------ Input rows

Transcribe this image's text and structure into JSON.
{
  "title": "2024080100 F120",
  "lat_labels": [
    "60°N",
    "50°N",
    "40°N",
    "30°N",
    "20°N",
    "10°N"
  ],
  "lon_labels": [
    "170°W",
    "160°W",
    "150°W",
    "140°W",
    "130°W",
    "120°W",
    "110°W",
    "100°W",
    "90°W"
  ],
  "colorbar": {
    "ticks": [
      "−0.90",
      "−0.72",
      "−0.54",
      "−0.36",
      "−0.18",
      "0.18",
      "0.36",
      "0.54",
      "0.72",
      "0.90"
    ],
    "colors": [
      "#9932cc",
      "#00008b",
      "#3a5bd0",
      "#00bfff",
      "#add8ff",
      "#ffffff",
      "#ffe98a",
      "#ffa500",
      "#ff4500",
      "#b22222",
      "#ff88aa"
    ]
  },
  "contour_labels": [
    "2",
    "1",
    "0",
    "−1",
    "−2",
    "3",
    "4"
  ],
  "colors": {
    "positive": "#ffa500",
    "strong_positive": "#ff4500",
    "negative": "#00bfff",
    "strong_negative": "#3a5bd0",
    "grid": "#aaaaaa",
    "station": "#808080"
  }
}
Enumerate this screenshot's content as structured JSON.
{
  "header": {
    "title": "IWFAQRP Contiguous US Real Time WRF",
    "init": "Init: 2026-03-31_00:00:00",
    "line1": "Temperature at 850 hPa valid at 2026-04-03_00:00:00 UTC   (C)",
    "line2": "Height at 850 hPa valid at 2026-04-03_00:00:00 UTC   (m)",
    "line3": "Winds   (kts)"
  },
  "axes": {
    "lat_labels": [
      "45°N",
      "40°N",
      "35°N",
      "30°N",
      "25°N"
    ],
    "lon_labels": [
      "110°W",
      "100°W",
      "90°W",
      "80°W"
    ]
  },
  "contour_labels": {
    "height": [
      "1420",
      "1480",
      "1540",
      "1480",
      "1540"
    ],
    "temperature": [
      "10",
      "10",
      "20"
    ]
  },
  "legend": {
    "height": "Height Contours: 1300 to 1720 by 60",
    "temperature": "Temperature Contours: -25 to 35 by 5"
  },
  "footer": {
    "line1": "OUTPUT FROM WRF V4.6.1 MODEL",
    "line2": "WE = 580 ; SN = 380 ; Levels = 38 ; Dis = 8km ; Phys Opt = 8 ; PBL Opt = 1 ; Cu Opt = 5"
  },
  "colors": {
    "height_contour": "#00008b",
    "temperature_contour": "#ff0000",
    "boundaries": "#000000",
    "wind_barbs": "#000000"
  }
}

------------

#### Problem description:
Reproduce every record, matching each line exactly.

#### The reply:
Transcribe this image's text and structure into JSON.
{
  "title": "2024080100 F120",
  "lat_labels": [
    "60°N",
    "50°N",
    "40°N",
    "30°N",
    "20°N",
    "10°N"
  ],
  "lon_labels": [
    "170°W",
    "160°W",
    "150°W",
    "140°W",
    "130°W",
    "120°W",
    "110°W",
    "100°W",
    "90°W"
  ],
  "colorbar": {
    "ticks": [
      "−0.90",
      "−0.72",
      "−0.54",
      "−0.36",
      "−0.18",
      "0.18",
      "0.36",
      "0.54",
      "0.72",
      "0.90"
    ],
    "colors": [
      "#9932cc",
      "#00008b",
      "#3a5bd0",
      "#00bfff",
      "#add8ff",
      "#ffffff",
      "#ffe98a",
      "#ffa500",
      "#ff4500",
      "#b22222",
      "#ff88aa"
    ]
  },
  "contour_labels": [
    "2",
    "1",
    "0",
    "−1",
    "−2",
    "3",
    "4"
  ],
  "colors": {
    "positive": "#ffa500",
    "strong_positive": "#ff4500",
    "negative": "#00bfff",
    "strong_negative": "#3a5bd0",
    "grid": "#aaaaaa",
    "station": "#808080"
  }
}
Enumerate this screenshot's content as structured JSON.
{
  "header": {
    "title": "IWFAQRP Contiguous US Real Time WRF",
    "init": "Init: 2026-03-31_00:00:00",
    "line1": "Temperature at 850 hPa valid at 2026-04-03_00:00:00 UTC   (C)",
    "line2": "Height at 850 hPa valid at 2026-04-03_00:00:00 UTC   (m)",
    "line3": "Winds   (kts)"
  },
  "axes": {
    "lat_labels": [
      "45°N",
      "40°N",
      "35°N",
      "30°N",
      "25°N"
    ],
    "lon_labels": [
      "110°W",
      "100°W",
      "90°W",
      "80°W"
    ]
  },
  "contour_labels": {
    "height": [
      "1420",
      "1480",
      "1540",
      "1480",
      "1540"
    ],
    "temperature": [
      "10",
      "10",
      "20"
    ]
  },
  "legend": {
    "height": "Height Contours: 1300 to 1720 by 60",
    "temperature": "Temperature Contours: -25 to 35 by 5"
  },
  "footer": {
    "line1": "OUTPUT FROM WRF V4.6.1 MODEL",
    "line2": "WE = 580 ; SN = 380 ; Levels = 38 ; Dis = 8km ; Phys Opt = 8 ; PBL Opt = 1 ; Cu Opt = 5"
  },
  "colors": {
    "height_contour": "#00008b",
    "temperature_contour": "#ff0000",
    "boundaries": "#000000",
    "wind_barbs": "#000000"
  }
}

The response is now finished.